### SET PROBLEM
Return each line of the material verbatim.

### INPUT ROWS

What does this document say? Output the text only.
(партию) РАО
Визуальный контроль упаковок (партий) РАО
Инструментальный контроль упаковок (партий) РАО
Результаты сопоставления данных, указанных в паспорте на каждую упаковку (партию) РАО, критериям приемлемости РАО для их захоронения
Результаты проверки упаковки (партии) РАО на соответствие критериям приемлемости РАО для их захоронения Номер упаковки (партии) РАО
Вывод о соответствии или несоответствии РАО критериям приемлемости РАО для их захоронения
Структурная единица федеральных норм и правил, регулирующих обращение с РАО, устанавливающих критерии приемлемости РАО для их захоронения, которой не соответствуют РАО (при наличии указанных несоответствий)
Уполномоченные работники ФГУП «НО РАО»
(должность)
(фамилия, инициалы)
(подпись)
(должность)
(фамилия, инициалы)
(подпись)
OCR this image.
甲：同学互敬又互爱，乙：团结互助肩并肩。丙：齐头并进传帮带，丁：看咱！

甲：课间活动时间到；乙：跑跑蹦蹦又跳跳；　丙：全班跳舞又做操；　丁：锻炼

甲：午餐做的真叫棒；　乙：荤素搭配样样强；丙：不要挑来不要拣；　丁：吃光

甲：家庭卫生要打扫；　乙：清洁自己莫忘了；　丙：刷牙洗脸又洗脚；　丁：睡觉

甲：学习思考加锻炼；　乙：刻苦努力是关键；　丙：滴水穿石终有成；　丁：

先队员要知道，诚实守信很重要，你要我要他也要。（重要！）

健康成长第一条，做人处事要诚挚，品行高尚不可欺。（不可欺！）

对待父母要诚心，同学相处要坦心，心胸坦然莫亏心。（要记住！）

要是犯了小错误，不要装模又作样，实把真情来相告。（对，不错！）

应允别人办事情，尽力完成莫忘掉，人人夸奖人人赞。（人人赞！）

### OUTPUT FOR THIS TASK
What does this document say? Output the text only.
(партию) РАО
Визуальный контроль упаковок (партий) РАО
Инструментальный контроль упаковок (партий) РАО
Результаты сопоставления данных, указанных в паспорте на каждую упаковку (партию) РАО, критериям приемлемости РАО для их захоронения
Результаты проверки упаковки (партии) РАО на соответствие критериям приемлемости РАО для их захоронения Номер упаковки (партии) РАО
Вывод о соответствии или несоответствии РАО критериям приемлемости РАО для их захоронения
Структурная единица федеральных норм и правил, регулирующих обращение с РАО, устанавливающих критерии приемлемости РАО для их захоронения, которой не соответствуют РАО (при наличии указанных несоответствий)
Уполномоченные работники ФГУП «НО РАО»
(должность)
(фамилия, инициалы)
(подпись)
(должность)
(фамилия, инициалы)
(подпись)
OCR this image.
甲：同学互敬又互爱，乙：团结互助肩并肩。丙：齐头并进传帮带，丁：看咱！

甲：课间活动时间到；乙：跑跑蹦蹦又跳跳；　丙：全班跳舞又做操；　丁：锻炼

甲：午餐做的真叫棒；　乙：荤素搭配样样强；丙：不要挑来不要拣；　丁：吃光

甲：家庭卫生要打扫；　乙：清洁自己莫忘了；　丙：刷牙洗脸又洗脚；　丁：睡觉

甲：学习思考加锻炼；　乙：刻苦努力是关键；　丙：滴水穿石终有成；　丁：

先队员要知道，诚实守信很重要，你要我要他也要。（重要！）

健康成长第一条，做人处事要诚挚，品行高尚不可欺。（不可欺！）

对待父母要诚心，同学相处要坦心，心胸坦然莫亏心。（要记住！）

要是犯了小错误，不要装模又作样，实把真情来相告。（对，不错！）

应允别人办事情，尽力完成莫忘掉，人人夸奖人人赞。（人人赞！）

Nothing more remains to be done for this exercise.